▶ WORK TO COMPLETE
Write out the entries verbatim and leave the images out of the copy.

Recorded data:
____
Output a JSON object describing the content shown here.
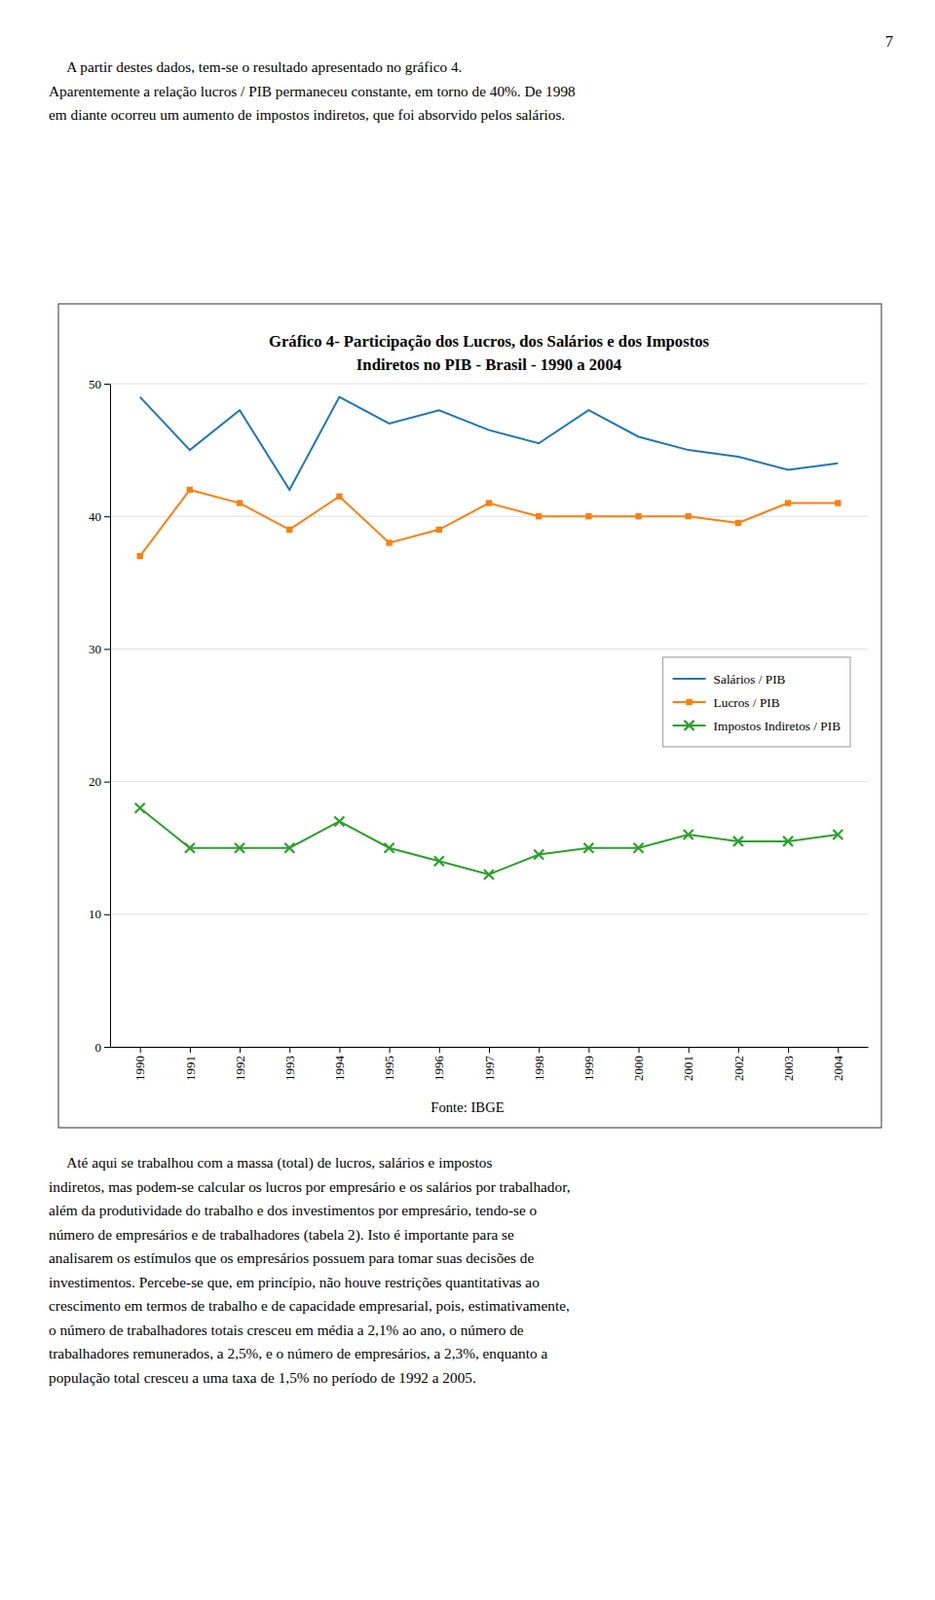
{
  "chart_data": {
    "type": "line",
    "title": "Gráfico 4- Participação dos Lucros, dos Salários e dos Impostos\nIndiretos no PIB - Brasil - 1990 a 2004",
    "x": [
      1990,
      1991,
      1992,
      1993,
      1994,
      1995,
      1996,
      1997,
      1998,
      1999,
      2000,
      2001,
      2002,
      2003,
      2004
    ],
    "series": [
      {
        "name": "Salários / PIB",
        "marker": "none",
        "values": [
          49.0,
          45.0,
          48.0,
          42.0,
          49.0,
          47.0,
          48.0,
          46.5,
          45.5,
          48.0,
          46.0,
          45.0,
          44.5,
          43.5,
          44.0
        ]
      },
      {
        "name": "Lucros / PIB",
        "marker": "square",
        "values": [
          37.0,
          42.0,
          41.0,
          39.0,
          41.5,
          38.0,
          39.0,
          41.0,
          40.0,
          40.0,
          40.0,
          40.0,
          39.5,
          41.0,
          41.0
        ]
      },
      {
        "name": "Impostos Indiretos / PIB",
        "marker": "x",
        "values": [
          18.0,
          15.0,
          15.0,
          15.0,
          17.0,
          15.0,
          14.0,
          13.0,
          14.5,
          15.0,
          15.0,
          16.0,
          15.5,
          15.5,
          16.0
        ]
      }
    ],
    "xlim": [
      1989.4,
      2004.6
    ],
    "xticks": [
      1990,
      1991,
      1992,
      1993,
      1994,
      1995,
      1996,
      1997,
      1998,
      1999,
      2000,
      2001,
      2002,
      2003,
      2004
    ],
    "ylim": [
      0,
      50
    ],
    "yticks": [
      0,
      10,
      20,
      30,
      40,
      50
    ],
    "grid": "y",
    "legend": "right",
    "annotations": [
      "Fonte: IBGE"
    ]
  },
  "page_text": {
    "page_number": "7",
    "top_lines": [
      "     A partir destes dados, tem-se o resultado apresentado no gráfico 4.",
      "Aparentemente a relação lucros / PIB permaneceu constante, em torno de 40%. De 1998",
      "em diante ocorreu um aumento de impostos indiretos, que foi absorvido pelos salários."
    ],
    "bottom_lines": [
      "     Até aqui se trabalhou com a massa (total) de lucros, salários e impostos",
      "indiretos, mas podem-se calcular os lucros por empresário e os salários por trabalhador,",
      "além da produtividade do trabalho e dos investimentos por empresário, tendo-se o",
      "número de empresários e de trabalhadores (tabela 2). Isto é importante para se",
      "analisarem os estímulos que os empresários possuem para tomar suas decisões de",
      "investimentos. Percebe-se que, em princípio, não houve restrições quantitativas ao",
      "crescimento em termos de trabalho e de capacidade empresarial, pois, estimativamente,",
      "o número de trabalhadores totais cresceu em média a 2,1% ao ano, o número de",
      "trabalhadores remunerados, a 2,5%, e o número de empresários, a 2,3%, enquanto a",
      "população total cresceu a uma taxa de 1,5% no período de 1992 a 2005."
    ]
  }
}
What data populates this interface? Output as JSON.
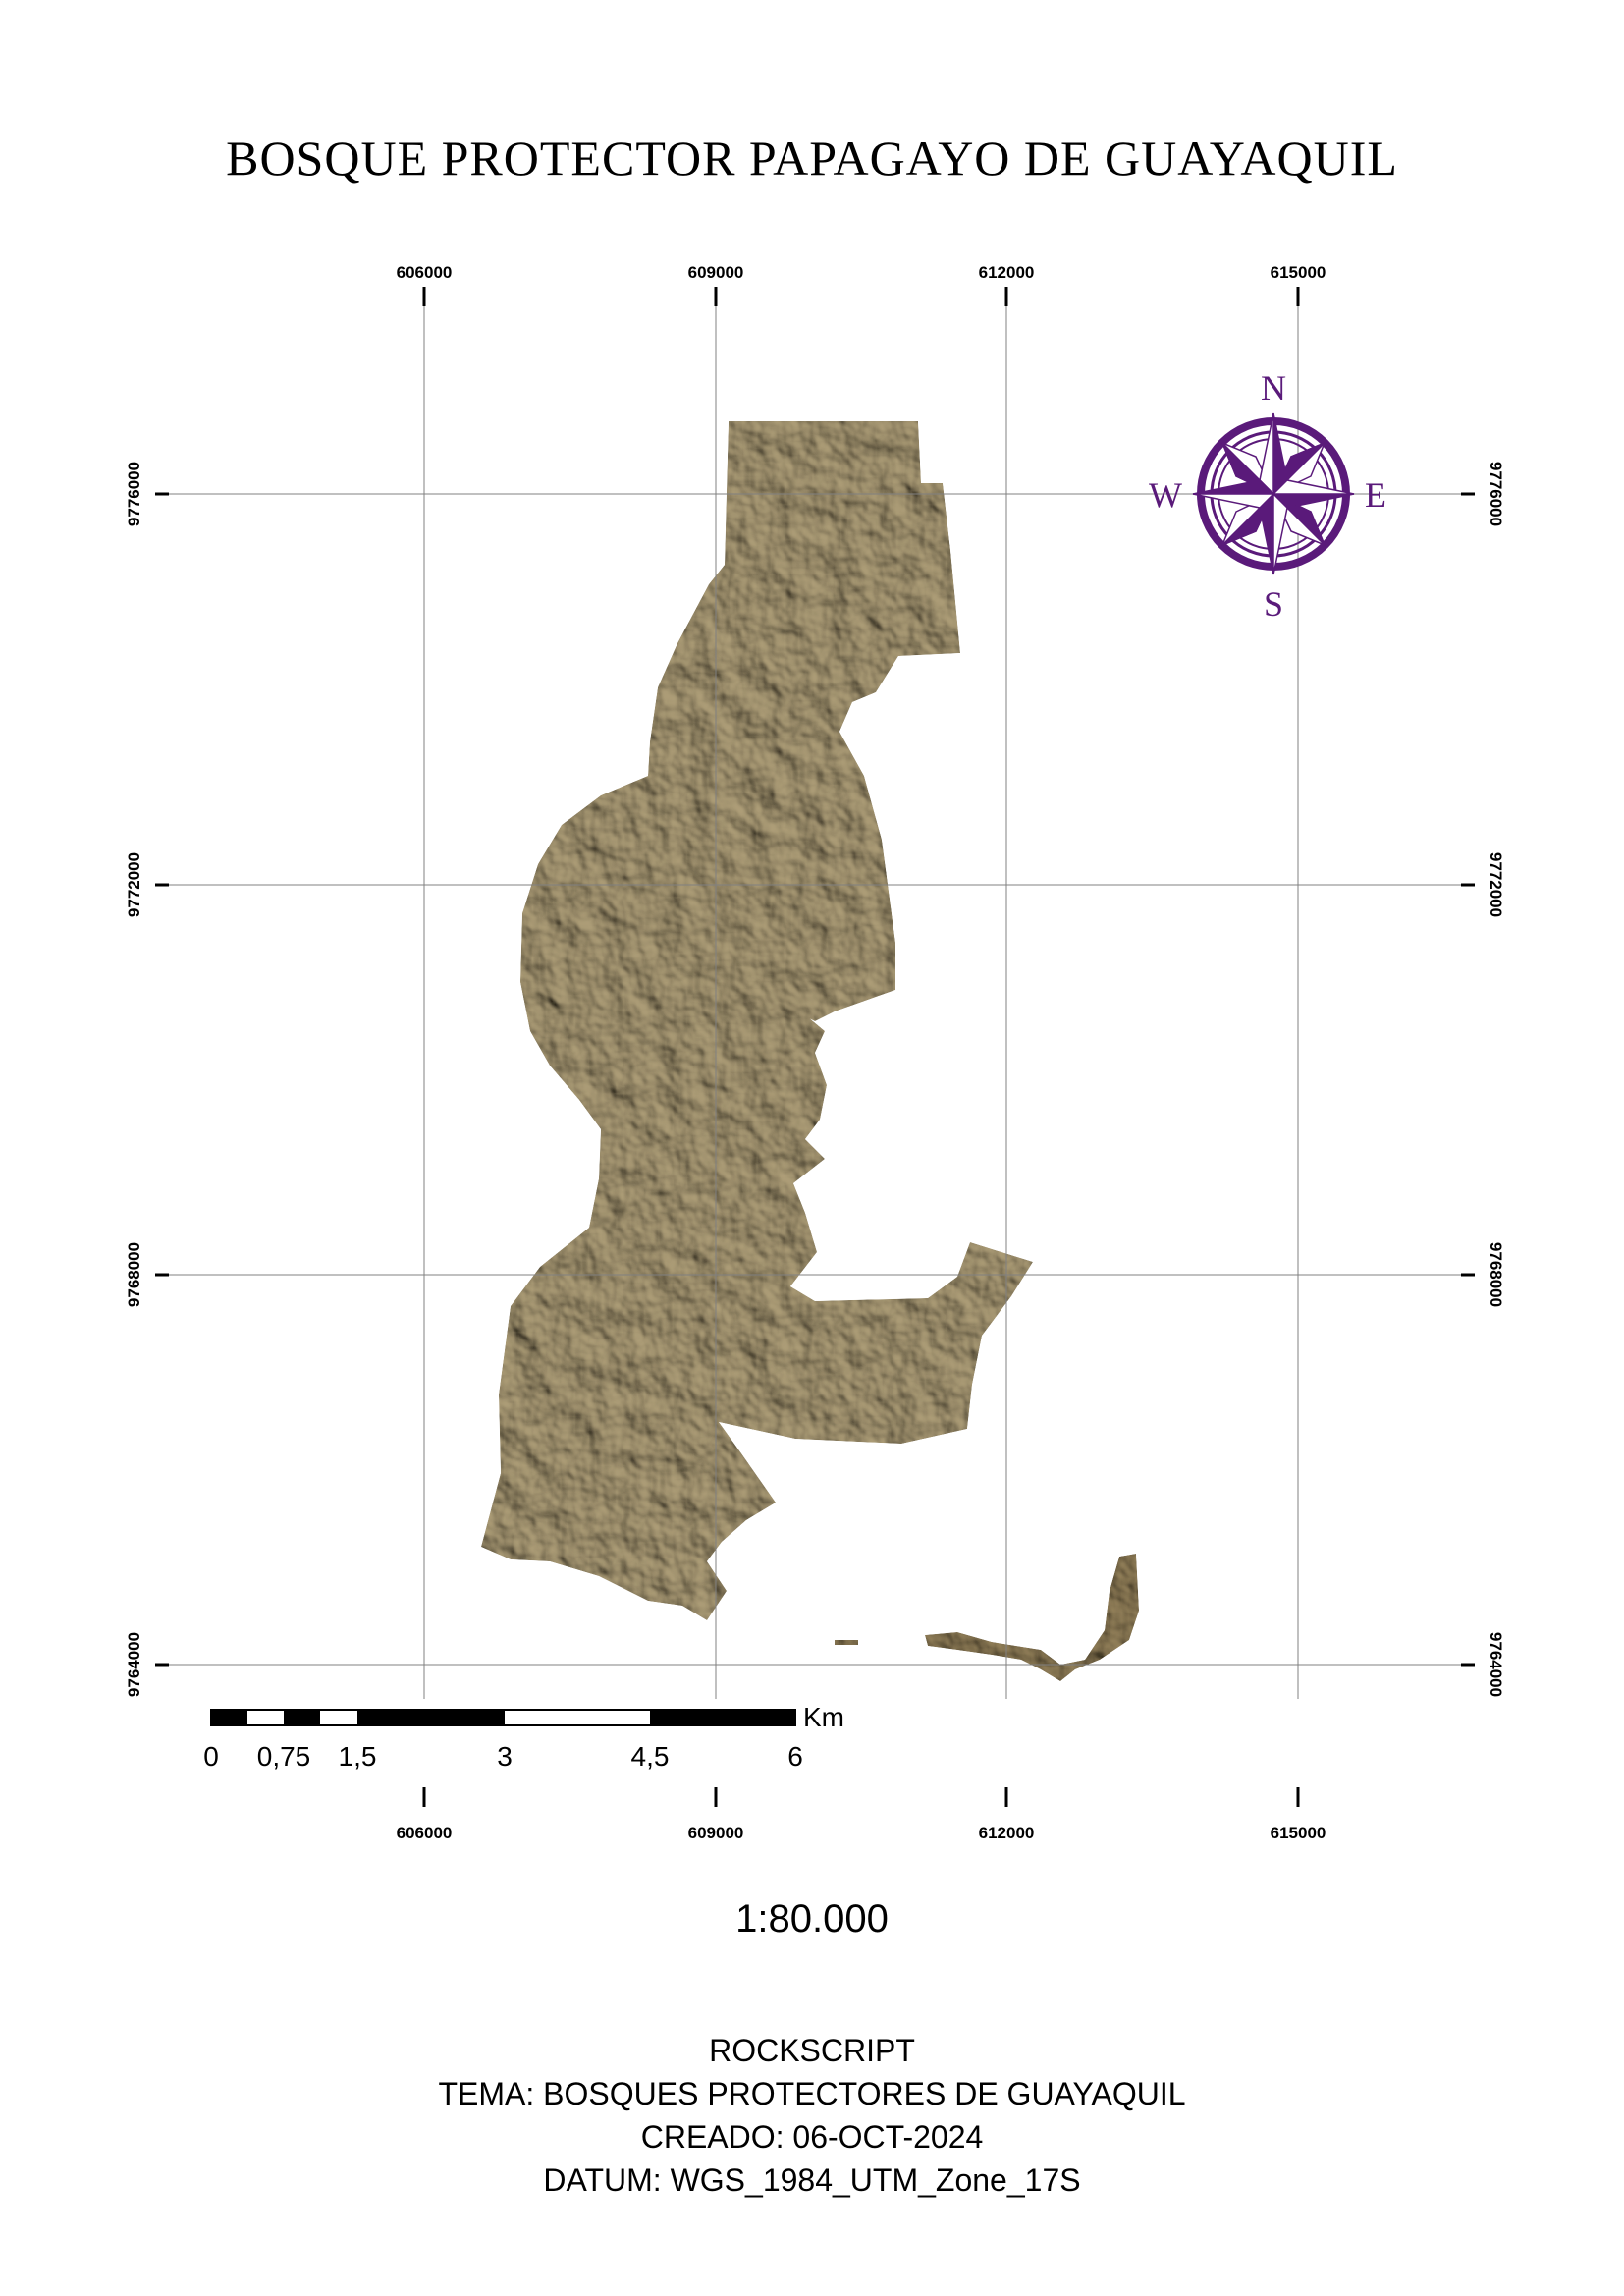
{
  "map_title": "BOSQUE PROTECTOR PAPAGAYO DE GUAYAQUIL",
  "grid": {
    "eastings": [
      "606000",
      "609000",
      "612000",
      "615000"
    ],
    "northings": [
      "9776000",
      "9772000",
      "9768000",
      "9764000"
    ]
  },
  "north_arrow": {
    "n": "N",
    "s": "S",
    "e": "E",
    "w": "W"
  },
  "scale_bar": {
    "unit": "Km",
    "labels": [
      "0",
      "0,75",
      "1,5",
      "3",
      "4,5",
      "6"
    ]
  },
  "scale_ratio": "1:80.000",
  "footer": {
    "author": "ROCKSCRIPT",
    "theme": "TEMA: BOSQUES PROTECTORES DE GUAYAQUIL",
    "created": "CREADO: 06-OCT-2024",
    "datum": "DATUM: WGS_1984_UTM_Zone_17S"
  },
  "colors": {
    "relief_base": "#a39470",
    "relief_light": "#e6dc96",
    "relief_dark": "#6b5434",
    "compass": "#5a1a7a",
    "grid": "#808080"
  }
}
____
▶ ANSWER TO THIS PROBLEM
Output a JSON object describing the content shown here.
{
  "chart_data": {
    "type": "line",
    "title": "Gráfico 4- Participação dos Lucros, dos Salários e dos Impostos\nIndiretos no PIB - Brasil - 1990 a 2004",
    "x": [
      1990,
      1991,
      1992,
      1993,
      1994,
      1995,
      1996,
      1997,
      1998,
      1999,
      2000,
      2001,
      2002,
      2003,
      2004
    ],
    "series": [
      {
        "name": "Salários / PIB",
        "marker": "none",
        "values": [
          49.0,
          45.0,
          48.0,
          42.0,
          49.0,
          47.0,
          48.0,
          46.5,
          45.5,
          48.0,
          46.0,
          45.0,
          44.5,
          43.5,
          44.0
        ]
      },
      {
        "name": "Lucros / PIB",
        "marker": "square",
        "values": [
          37.0,
          42.0,
          41.0,
          39.0,
          41.5,
          38.0,
          39.0,
          41.0,
          40.0,
          40.0,
          40.0,
          40.0,
          39.5,
          41.0,
          41.0
        ]
      },
      {
        "name": "Impostos Indiretos / PIB",
        "marker": "x",
        "values": [
          18.0,
          15.0,
          15.0,
          15.0,
          17.0,
          15.0,
          14.0,
          13.0,
          14.5,
          15.0,
          15.0,
          16.0,
          15.5,
          15.5,
          16.0
        ]
      }
    ],
    "xlim": [
      1989.4,
      2004.6
    ],
    "xticks": [
      1990,
      1991,
      1992,
      1993,
      1994,
      1995,
      1996,
      1997,
      1998,
      1999,
      2000,
      2001,
      2002,
      2003,
      2004
    ],
    "ylim": [
      0,
      50
    ],
    "yticks": [
      0,
      10,
      20,
      30,
      40,
      50
    ],
    "grid": "y",
    "legend": "right",
    "annotations": [
      "Fonte: IBGE"
    ]
  },
  "page_text": {
    "page_number": "7",
    "top_lines": [
      "     A partir destes dados, tem-se o resultado apresentado no gráfico 4.",
      "Aparentemente a relação lucros / PIB permaneceu constante, em torno de 40%. De 1998",
      "em diante ocorreu um aumento de impostos indiretos, que foi absorvido pelos salários."
    ],
    "bottom_lines": [
      "     Até aqui se trabalhou com a massa (total) de lucros, salários e impostos",
      "indiretos, mas podem-se calcular os lucros por empresário e os salários por trabalhador,",
      "além da produtividade do trabalho e dos investimentos por empresário, tendo-se o",
      "número de empresários e de trabalhadores (tabela 2). Isto é importante para se",
      "analisarem os estímulos que os empresários possuem para tomar suas decisões de",
      "investimentos. Percebe-se que, em princípio, não houve restrições quantitativas ao",
      "crescimento em termos de trabalho e de capacidade empresarial, pois, estimativamente,",
      "o número de trabalhadores totais cresceu em média a 2,1% ao ano, o número de",
      "trabalhadores remunerados, a 2,5%, e o número de empresários, a 2,3%, enquanto a",
      "população total cresceu a uma taxa de 1,5% no período de 1992 a 2005."
    ]
  }
}
What data populates this interface? Output as JSON.
{
  "map_title": "BOSQUE PROTECTOR PAPAGAYO DE GUAYAQUIL",
  "grid": {
    "eastings": [
      "606000",
      "609000",
      "612000",
      "615000"
    ],
    "northings": [
      "9776000",
      "9772000",
      "9768000",
      "9764000"
    ]
  },
  "north_arrow": {
    "n": "N",
    "s": "S",
    "e": "E",
    "w": "W"
  },
  "scale_bar": {
    "unit": "Km",
    "labels": [
      "0",
      "0,75",
      "1,5",
      "3",
      "4,5",
      "6"
    ]
  },
  "scale_ratio": "1:80.000",
  "footer": {
    "author": "ROCKSCRIPT",
    "theme": "TEMA: BOSQUES PROTECTORES DE GUAYAQUIL",
    "created": "CREADO: 06-OCT-2024",
    "datum": "DATUM: WGS_1984_UTM_Zone_17S"
  },
  "colors": {
    "relief_base": "#a39470",
    "relief_light": "#e6dc96",
    "relief_dark": "#6b5434",
    "compass": "#5a1a7a",
    "grid": "#808080"
  }
}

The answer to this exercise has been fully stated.